§ SET EXERCISE
Print the full listing exactly.

§ DATA ROWS
<<<<

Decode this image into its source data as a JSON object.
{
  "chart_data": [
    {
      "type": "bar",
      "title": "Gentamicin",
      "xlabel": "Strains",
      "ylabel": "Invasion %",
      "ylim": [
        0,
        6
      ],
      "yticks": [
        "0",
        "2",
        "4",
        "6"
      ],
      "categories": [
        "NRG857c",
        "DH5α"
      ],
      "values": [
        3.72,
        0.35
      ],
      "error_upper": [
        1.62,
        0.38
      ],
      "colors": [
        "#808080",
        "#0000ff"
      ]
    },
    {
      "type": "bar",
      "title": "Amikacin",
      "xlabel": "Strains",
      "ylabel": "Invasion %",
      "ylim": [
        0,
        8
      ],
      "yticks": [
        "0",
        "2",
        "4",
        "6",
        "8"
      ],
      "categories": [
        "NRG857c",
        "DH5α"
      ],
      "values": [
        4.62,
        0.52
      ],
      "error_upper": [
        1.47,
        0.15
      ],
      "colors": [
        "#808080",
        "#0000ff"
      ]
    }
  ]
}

>>>>

§ CORRECT OUTPUT
Decode this image into its source data as a JSON object.
{
  "chart_data": [
    {
      "type": "bar",
      "title": "Gentamicin",
      "xlabel": "Strains",
      "ylabel": "Invasion %",
      "ylim": [
        0,
        6
      ],
      "yticks": [
        "0",
        "2",
        "4",
        "6"
      ],
      "categories": [
        "NRG857c",
        "DH5α"
      ],
      "values": [
        3.72,
        0.35
      ],
      "error_upper": [
        1.62,
        0.38
      ],
      "colors": [
        "#808080",
        "#0000ff"
      ]
    },
    {
      "type": "bar",
      "title": "Amikacin",
      "xlabel": "Strains",
      "ylabel": "Invasion %",
      "ylim": [
        0,
        8
      ],
      "yticks": [
        "0",
        "2",
        "4",
        "6",
        "8"
      ],
      "categories": [
        "NRG857c",
        "DH5α"
      ],
      "values": [
        4.62,
        0.52
      ],
      "error_upper": [
        1.47,
        0.15
      ],
      "colors": [
        "#808080",
        "#0000ff"
      ]
    }
  ]
}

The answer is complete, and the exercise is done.